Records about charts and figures

════════════════════

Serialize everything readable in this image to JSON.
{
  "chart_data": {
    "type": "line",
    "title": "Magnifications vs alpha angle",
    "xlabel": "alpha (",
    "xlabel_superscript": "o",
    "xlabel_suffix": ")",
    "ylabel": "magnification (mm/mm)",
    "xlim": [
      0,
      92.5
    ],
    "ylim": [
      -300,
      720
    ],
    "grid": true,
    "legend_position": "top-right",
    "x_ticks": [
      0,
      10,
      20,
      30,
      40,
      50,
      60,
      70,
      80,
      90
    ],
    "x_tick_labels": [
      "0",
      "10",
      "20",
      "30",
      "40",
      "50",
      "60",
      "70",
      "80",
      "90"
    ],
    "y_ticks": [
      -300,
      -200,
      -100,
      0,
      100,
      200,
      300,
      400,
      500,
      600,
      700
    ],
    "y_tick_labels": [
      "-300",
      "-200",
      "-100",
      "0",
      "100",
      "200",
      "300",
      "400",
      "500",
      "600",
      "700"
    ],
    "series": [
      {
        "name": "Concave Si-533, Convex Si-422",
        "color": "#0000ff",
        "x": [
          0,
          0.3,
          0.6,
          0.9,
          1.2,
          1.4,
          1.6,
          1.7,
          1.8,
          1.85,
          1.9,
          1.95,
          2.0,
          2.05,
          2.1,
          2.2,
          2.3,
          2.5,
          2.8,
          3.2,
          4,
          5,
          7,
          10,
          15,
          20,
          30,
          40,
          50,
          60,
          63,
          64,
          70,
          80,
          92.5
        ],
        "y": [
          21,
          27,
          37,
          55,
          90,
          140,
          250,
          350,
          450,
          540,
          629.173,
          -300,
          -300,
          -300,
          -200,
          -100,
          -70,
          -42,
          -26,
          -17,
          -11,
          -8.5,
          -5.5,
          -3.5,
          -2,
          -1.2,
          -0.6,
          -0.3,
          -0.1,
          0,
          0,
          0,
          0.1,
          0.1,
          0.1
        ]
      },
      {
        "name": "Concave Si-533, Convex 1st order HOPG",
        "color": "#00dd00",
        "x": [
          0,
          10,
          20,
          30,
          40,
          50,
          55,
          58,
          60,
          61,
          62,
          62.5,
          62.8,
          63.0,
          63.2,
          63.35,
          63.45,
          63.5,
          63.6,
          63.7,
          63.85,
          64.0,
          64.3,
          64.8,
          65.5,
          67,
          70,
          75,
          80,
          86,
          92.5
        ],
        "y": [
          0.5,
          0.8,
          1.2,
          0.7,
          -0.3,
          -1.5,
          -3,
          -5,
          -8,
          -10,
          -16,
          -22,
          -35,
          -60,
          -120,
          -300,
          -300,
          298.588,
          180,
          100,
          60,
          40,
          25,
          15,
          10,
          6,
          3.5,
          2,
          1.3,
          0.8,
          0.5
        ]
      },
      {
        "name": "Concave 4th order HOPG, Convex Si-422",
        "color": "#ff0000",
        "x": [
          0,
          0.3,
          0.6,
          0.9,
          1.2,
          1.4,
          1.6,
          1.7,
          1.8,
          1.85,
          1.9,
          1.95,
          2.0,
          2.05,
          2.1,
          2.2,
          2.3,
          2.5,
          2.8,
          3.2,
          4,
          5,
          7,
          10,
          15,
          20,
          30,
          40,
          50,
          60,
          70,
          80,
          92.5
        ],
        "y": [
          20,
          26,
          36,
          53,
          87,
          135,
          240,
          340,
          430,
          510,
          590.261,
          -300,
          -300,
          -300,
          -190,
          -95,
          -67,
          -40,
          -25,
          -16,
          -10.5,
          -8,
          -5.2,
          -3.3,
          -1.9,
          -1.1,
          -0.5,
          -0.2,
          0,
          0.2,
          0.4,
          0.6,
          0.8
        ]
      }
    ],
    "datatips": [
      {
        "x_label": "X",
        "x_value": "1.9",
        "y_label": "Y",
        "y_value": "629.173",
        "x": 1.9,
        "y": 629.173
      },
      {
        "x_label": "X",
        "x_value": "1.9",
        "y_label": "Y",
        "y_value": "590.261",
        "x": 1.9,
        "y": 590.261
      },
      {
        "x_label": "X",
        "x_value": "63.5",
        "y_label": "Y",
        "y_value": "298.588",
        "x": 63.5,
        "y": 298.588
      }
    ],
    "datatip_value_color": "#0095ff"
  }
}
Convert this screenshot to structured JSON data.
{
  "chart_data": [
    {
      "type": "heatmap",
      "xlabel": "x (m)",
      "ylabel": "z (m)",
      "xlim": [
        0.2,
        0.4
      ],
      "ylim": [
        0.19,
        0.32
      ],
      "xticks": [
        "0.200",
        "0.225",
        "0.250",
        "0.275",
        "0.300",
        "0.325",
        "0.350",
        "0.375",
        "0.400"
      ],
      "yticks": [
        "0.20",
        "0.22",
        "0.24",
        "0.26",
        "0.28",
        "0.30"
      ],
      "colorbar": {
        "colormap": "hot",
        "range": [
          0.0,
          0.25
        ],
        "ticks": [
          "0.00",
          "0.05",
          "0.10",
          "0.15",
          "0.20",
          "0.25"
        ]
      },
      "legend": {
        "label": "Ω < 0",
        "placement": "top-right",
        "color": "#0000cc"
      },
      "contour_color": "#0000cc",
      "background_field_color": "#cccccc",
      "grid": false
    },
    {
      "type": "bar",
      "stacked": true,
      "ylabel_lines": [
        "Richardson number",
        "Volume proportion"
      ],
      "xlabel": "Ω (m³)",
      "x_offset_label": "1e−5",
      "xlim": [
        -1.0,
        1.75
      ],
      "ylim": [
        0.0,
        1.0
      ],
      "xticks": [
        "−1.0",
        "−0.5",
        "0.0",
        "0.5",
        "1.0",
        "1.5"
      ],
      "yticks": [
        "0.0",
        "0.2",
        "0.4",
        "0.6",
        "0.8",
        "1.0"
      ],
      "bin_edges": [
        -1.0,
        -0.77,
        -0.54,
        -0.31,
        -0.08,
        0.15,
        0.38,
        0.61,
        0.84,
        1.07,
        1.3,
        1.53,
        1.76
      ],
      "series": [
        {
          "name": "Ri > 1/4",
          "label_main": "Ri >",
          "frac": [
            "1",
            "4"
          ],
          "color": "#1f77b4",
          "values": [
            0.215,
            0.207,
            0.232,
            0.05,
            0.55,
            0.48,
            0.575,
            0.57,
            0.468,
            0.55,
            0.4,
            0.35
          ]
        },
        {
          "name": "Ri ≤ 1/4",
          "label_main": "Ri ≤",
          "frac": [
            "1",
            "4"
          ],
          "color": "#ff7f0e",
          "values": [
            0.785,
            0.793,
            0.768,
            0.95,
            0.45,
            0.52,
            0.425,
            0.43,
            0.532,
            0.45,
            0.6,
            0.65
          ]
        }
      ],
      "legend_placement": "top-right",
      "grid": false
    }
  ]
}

════════════════════

Copy all lines in the listing above where the string "right" appears.

    "legend_position": "top-right",
        "placement": "top-right",
      "legend_placement": "top-right",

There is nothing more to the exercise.